## Begin
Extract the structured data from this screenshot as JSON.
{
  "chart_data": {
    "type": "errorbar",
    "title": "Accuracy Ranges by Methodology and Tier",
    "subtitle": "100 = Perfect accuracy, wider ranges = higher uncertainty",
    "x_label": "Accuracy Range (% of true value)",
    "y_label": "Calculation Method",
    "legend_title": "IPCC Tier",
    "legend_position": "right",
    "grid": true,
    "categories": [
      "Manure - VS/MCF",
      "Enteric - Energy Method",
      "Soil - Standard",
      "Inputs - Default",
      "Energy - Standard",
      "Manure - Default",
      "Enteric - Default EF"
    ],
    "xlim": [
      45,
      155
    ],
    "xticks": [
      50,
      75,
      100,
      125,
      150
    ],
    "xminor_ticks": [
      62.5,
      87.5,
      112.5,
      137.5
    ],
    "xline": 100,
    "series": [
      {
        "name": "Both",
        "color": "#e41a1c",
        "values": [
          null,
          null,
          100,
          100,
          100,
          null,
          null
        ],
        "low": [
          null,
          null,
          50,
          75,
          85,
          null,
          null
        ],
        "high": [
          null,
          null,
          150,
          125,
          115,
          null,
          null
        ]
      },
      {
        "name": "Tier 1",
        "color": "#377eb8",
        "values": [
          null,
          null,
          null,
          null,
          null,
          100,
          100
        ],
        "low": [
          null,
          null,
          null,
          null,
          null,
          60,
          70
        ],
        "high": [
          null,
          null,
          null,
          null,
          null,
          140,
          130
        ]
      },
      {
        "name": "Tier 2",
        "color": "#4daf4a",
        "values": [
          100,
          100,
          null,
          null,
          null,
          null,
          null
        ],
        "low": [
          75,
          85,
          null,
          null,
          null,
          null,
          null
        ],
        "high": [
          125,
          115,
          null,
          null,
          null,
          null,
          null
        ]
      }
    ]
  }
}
## End
• [Work instructions]: Filter the records above for "Default" and copy every matching line.

• [Answer to this exercise]:
      "Inputs - Default",
      "Manure - Default",
      "Enteric - Default EF"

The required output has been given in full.